:: Written task ::
Your task is to copy every line of the records below that contains "trabalhar".

Data records:
++++

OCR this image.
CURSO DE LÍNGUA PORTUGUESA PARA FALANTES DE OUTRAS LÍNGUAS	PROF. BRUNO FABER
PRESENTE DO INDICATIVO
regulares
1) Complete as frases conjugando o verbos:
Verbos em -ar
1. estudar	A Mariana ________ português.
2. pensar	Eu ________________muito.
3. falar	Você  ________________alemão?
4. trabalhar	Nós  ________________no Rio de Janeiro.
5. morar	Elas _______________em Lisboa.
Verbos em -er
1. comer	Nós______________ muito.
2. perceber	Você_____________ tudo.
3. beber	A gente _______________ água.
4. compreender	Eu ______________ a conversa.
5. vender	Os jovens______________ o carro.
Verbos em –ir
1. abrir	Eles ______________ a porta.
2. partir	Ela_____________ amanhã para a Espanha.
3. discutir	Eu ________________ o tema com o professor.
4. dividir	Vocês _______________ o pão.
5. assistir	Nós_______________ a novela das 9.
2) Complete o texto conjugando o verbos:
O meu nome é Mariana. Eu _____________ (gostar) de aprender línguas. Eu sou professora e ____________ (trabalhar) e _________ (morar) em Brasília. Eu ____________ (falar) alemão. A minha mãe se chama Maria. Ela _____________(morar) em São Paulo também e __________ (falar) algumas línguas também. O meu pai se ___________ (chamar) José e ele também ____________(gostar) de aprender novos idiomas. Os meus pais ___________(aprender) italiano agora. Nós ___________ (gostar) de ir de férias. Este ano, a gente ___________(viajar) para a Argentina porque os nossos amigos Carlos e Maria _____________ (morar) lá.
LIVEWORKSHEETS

++++

:: Result for this exercise ::
4. trabalhar	Nós  ________________no Rio de Janeiro.
O meu nome é Mariana. Eu _____________ (gostar) de aprender línguas. Eu sou professora e ____________ (trabalhar) e _________ (morar) em Brasília. Eu ____________ (falar) alemão. A minha mãe se chama Maria. Ela _____________(morar) em São Paulo também e __________ (falar) algumas línguas também. O meu pai se ___________ (chamar) José e ele também ____________(gostar) de aprender novos idiomas. Os meus pais ___________(aprender) italiano agora. Nós ___________ (gostar) de ir de férias. Este ano, a gente ___________(viajar) para a Argentina porque os nossos amigos Carlos e Maria _____________ (morar) lá.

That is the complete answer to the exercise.